To be done
Search the records below for the word "citizens". Pull out each line that has it.

Records shown
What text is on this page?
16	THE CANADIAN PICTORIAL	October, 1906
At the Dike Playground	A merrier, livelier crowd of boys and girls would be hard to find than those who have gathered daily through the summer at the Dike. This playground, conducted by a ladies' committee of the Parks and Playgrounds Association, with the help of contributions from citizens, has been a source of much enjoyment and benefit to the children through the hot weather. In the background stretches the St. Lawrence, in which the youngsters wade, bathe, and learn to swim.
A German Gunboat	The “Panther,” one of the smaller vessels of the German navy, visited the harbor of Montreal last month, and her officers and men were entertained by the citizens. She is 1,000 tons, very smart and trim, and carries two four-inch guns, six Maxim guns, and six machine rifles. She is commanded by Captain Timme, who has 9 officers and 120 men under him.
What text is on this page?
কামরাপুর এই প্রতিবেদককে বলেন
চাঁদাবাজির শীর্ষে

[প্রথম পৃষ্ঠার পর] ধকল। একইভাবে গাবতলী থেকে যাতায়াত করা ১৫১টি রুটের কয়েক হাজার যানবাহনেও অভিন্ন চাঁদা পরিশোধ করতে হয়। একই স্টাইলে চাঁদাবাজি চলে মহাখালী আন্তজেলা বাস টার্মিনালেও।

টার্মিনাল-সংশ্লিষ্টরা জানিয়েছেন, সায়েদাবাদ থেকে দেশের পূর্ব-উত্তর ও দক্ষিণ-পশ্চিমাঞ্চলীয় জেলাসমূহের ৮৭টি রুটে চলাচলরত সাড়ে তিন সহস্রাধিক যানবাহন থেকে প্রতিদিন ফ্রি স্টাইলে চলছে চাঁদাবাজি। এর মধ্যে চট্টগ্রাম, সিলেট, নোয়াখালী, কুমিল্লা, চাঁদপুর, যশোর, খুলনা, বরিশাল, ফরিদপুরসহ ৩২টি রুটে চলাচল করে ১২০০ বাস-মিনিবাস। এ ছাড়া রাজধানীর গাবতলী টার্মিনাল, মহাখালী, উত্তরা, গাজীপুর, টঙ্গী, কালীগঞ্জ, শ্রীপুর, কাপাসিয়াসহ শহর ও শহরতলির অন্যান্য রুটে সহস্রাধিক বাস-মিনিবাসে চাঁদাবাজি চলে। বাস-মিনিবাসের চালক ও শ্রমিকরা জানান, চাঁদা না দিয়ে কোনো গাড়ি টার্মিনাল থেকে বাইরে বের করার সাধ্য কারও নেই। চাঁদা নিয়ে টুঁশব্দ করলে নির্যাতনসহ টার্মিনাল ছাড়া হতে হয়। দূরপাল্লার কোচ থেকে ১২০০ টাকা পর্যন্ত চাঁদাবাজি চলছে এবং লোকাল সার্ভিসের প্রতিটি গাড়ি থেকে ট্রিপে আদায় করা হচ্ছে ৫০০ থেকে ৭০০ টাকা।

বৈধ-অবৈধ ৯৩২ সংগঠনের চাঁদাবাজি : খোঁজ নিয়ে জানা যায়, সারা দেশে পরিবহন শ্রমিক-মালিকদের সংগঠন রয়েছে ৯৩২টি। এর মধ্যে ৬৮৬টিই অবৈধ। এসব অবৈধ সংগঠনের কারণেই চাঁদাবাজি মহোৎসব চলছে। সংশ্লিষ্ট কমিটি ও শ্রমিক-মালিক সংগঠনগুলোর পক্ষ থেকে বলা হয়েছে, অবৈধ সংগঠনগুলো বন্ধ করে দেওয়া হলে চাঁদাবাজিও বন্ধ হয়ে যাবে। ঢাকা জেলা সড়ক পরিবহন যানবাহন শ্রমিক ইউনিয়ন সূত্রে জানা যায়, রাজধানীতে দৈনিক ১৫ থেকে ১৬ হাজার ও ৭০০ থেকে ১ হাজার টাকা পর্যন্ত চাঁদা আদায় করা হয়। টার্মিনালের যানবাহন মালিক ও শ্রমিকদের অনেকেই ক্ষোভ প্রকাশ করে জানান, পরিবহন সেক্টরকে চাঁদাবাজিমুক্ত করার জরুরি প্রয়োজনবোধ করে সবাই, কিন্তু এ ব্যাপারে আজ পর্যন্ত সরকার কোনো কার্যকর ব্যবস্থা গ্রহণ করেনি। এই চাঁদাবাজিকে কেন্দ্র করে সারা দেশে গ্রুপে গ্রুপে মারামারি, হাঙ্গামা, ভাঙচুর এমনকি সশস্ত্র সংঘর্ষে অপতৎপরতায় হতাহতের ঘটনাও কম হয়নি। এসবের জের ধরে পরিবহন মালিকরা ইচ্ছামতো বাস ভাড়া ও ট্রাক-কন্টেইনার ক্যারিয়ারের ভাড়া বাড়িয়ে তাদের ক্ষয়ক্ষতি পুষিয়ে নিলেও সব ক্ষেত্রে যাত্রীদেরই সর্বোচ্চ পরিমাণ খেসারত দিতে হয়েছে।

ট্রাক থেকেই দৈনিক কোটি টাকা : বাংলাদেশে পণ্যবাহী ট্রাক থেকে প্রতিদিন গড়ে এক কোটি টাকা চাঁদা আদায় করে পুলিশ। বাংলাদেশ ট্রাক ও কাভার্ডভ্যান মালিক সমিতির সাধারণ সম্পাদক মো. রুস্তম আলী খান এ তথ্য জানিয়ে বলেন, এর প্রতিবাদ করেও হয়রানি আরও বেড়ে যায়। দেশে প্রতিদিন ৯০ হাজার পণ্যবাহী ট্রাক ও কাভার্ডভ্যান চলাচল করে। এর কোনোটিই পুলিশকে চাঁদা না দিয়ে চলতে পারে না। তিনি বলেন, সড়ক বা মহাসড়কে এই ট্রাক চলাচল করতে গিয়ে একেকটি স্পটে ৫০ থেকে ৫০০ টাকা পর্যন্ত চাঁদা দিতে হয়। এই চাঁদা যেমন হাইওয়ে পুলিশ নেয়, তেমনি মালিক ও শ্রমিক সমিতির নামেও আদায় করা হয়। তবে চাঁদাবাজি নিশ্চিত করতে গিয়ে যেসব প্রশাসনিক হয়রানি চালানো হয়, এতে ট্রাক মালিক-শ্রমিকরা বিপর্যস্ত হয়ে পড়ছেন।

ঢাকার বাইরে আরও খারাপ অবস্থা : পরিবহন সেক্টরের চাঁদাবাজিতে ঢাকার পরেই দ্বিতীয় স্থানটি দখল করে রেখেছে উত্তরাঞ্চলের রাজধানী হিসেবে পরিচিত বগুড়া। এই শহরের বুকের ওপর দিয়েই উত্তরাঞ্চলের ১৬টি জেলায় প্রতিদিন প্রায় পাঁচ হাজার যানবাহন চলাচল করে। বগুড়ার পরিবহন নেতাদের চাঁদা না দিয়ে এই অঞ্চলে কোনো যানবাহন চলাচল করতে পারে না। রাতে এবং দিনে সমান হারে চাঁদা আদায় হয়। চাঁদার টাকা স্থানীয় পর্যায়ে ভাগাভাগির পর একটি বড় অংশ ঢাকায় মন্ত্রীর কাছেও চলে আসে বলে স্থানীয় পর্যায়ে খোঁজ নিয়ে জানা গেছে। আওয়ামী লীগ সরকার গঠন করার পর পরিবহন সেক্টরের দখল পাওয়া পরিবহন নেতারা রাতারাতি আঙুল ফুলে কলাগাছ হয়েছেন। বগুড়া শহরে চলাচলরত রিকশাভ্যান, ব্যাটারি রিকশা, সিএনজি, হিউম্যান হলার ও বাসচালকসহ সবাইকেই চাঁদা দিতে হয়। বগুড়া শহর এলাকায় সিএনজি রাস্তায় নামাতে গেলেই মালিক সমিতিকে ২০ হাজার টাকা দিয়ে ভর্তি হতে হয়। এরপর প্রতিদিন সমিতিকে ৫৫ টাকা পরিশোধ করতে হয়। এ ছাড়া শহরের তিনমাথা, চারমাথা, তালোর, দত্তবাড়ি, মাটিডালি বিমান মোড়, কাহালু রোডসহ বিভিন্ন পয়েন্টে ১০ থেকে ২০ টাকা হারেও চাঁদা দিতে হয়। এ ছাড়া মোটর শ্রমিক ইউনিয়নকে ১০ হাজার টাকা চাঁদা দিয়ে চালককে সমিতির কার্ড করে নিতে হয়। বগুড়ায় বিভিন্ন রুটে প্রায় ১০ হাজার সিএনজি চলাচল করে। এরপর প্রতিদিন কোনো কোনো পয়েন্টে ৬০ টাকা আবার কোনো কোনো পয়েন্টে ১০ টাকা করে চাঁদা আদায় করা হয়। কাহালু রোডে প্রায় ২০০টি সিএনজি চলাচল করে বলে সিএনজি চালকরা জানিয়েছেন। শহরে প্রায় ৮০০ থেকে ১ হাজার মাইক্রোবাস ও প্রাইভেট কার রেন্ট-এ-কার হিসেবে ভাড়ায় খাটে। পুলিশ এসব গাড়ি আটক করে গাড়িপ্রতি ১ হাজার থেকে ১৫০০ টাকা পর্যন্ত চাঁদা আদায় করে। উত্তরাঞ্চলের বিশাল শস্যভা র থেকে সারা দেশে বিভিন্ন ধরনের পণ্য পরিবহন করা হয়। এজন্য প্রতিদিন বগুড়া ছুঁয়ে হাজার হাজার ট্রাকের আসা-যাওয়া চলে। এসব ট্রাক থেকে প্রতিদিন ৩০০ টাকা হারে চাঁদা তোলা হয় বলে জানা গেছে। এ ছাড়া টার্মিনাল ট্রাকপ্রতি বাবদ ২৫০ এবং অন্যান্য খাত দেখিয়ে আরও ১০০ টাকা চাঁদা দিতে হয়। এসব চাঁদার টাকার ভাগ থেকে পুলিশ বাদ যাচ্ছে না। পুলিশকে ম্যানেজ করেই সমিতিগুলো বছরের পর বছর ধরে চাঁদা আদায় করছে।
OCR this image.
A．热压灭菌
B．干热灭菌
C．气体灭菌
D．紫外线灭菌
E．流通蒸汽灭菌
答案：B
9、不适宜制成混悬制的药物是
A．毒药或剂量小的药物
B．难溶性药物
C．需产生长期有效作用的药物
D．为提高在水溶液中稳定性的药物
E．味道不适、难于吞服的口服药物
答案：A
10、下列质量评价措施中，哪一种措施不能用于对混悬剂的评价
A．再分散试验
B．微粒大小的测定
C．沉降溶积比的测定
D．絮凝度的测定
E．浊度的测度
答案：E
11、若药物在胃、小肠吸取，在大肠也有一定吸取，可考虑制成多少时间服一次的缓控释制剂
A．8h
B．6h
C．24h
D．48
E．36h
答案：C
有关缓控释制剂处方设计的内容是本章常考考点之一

Full response
At the Dike Playground	A merrier, livelier crowd of boys and girls would be hard to find than those who have gathered daily through the summer at the Dike. This playground, conducted by a ladies' committee of the Parks and Playgrounds Association, with the help of contributions from citizens, has been a source of much enjoyment and benefit to the children through the hot weather. In the background stretches the St. Lawrence, in which the youngsters wade, bathe, and learn to swim.
A German Gunboat	The “Panther,” one of the smaller vessels of the German navy, visited the harbor of Montreal last month, and her officers and men were entertained by the citizens. She is 1,000 tons, very smart and trim, and carries two four-inch guns, six Maxim guns, and six machine rifles. She is commanded by Captain Timme, who has 9 officers and 120 men under him.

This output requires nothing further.